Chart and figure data
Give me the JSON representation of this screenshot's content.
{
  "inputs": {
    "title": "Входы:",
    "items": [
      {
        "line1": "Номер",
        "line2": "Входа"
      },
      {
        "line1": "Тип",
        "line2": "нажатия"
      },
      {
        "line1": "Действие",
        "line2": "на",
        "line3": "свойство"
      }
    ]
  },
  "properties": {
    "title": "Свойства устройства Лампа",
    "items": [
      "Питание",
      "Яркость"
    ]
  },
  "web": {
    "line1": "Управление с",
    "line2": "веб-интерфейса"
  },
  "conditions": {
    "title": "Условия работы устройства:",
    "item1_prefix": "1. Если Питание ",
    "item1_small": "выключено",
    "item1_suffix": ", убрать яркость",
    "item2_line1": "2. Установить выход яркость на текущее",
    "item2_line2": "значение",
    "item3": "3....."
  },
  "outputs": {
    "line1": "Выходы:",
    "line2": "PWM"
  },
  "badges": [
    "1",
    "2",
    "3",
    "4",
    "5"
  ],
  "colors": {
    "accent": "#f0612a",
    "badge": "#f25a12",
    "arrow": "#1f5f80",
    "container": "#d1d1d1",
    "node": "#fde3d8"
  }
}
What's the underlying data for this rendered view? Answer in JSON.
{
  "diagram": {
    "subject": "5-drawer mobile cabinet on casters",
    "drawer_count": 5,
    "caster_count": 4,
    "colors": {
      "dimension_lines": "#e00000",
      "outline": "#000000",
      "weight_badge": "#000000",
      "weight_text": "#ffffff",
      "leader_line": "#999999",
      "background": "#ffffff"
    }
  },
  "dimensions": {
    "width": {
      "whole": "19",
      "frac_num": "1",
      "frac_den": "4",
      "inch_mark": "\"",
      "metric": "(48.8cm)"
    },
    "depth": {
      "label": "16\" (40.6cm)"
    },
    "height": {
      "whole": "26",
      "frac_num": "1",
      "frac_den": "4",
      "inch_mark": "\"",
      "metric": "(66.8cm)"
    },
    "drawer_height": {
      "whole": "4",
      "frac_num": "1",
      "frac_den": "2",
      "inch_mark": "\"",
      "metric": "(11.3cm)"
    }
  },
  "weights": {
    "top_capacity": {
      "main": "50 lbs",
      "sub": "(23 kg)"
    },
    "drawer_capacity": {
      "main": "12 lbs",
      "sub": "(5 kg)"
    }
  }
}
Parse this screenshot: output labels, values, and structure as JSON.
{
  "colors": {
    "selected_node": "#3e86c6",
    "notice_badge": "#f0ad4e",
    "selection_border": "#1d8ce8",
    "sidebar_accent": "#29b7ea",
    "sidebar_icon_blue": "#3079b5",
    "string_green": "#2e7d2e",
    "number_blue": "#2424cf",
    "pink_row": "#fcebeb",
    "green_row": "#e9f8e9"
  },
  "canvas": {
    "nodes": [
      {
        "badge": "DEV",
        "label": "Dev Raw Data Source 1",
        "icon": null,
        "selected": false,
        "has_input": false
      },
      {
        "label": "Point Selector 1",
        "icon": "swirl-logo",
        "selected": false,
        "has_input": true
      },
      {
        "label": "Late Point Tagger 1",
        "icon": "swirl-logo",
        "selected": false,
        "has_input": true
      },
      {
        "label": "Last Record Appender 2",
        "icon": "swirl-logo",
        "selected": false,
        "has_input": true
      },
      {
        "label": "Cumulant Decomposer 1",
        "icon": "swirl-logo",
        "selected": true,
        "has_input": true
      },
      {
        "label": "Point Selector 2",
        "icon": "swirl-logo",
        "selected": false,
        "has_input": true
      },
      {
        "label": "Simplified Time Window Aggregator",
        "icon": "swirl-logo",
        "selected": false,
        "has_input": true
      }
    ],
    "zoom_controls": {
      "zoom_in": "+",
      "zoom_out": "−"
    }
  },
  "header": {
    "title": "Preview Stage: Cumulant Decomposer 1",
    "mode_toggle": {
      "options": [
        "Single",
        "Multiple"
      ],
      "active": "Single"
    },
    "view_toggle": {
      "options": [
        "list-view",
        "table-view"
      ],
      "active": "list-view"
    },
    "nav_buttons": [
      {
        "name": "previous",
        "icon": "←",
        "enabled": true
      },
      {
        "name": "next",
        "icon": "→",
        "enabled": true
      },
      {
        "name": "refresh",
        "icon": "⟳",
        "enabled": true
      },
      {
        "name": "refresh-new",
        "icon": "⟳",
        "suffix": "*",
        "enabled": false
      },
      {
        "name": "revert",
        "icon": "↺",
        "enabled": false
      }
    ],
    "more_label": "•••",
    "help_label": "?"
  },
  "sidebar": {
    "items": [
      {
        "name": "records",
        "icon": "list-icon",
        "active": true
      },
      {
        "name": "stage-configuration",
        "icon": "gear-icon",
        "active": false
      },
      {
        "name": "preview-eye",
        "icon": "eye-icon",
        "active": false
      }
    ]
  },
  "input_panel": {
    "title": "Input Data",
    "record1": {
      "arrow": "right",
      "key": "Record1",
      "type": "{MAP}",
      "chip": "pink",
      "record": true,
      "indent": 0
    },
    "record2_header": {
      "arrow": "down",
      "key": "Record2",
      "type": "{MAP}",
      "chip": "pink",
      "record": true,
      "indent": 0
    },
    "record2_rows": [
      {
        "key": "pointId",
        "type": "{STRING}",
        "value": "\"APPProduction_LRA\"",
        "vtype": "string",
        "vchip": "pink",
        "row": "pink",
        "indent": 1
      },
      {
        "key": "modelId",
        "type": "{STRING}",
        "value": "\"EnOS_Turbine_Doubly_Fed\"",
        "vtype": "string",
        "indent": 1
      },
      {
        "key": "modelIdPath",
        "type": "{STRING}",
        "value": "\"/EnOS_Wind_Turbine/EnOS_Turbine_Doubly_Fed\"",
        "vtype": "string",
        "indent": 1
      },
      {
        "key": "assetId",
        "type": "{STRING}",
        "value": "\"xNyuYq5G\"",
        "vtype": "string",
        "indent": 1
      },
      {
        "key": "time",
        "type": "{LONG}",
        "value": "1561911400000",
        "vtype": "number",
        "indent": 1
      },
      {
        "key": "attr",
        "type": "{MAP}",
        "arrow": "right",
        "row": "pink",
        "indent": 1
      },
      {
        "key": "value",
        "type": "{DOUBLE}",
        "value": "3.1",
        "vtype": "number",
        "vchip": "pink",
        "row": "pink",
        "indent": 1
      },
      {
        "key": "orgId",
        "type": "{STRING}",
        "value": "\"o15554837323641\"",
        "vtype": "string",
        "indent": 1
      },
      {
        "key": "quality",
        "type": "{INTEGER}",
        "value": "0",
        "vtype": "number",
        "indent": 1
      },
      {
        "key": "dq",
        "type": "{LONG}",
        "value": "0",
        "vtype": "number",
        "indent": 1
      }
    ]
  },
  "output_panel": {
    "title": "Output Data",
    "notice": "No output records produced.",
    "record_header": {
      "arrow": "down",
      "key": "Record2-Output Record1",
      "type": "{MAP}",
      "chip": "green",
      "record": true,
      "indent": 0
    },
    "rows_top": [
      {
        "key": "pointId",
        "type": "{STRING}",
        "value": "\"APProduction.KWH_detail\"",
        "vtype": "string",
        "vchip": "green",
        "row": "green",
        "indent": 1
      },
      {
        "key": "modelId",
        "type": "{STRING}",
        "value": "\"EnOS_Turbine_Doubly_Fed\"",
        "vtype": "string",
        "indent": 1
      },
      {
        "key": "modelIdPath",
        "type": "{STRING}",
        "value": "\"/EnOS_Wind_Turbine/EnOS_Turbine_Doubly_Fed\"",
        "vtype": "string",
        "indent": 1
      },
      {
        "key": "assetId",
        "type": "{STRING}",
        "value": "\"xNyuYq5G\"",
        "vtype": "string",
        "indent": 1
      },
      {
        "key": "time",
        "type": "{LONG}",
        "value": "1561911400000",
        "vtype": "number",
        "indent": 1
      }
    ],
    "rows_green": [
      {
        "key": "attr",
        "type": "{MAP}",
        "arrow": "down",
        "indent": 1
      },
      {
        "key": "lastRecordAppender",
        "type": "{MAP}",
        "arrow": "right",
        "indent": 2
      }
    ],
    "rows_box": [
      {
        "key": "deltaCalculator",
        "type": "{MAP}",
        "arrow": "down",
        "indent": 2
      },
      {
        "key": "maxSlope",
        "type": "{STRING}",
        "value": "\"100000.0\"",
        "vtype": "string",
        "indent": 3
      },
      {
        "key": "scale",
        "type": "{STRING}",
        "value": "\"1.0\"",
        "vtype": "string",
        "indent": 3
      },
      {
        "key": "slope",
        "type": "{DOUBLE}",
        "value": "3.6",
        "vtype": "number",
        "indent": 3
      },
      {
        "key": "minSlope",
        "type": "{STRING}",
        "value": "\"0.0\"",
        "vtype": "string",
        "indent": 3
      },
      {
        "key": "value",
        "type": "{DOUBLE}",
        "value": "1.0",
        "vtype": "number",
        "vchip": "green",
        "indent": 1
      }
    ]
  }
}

Written task - Select every line in the records above that contains the word "name".

Solution -
        "name": "previous",
        "name": "next",
        "name": "refresh",
        "name": "refresh-new",
        "name": "revert",
        "name": "records",
        "name": "stage-configuration",
        "name": "preview-eye",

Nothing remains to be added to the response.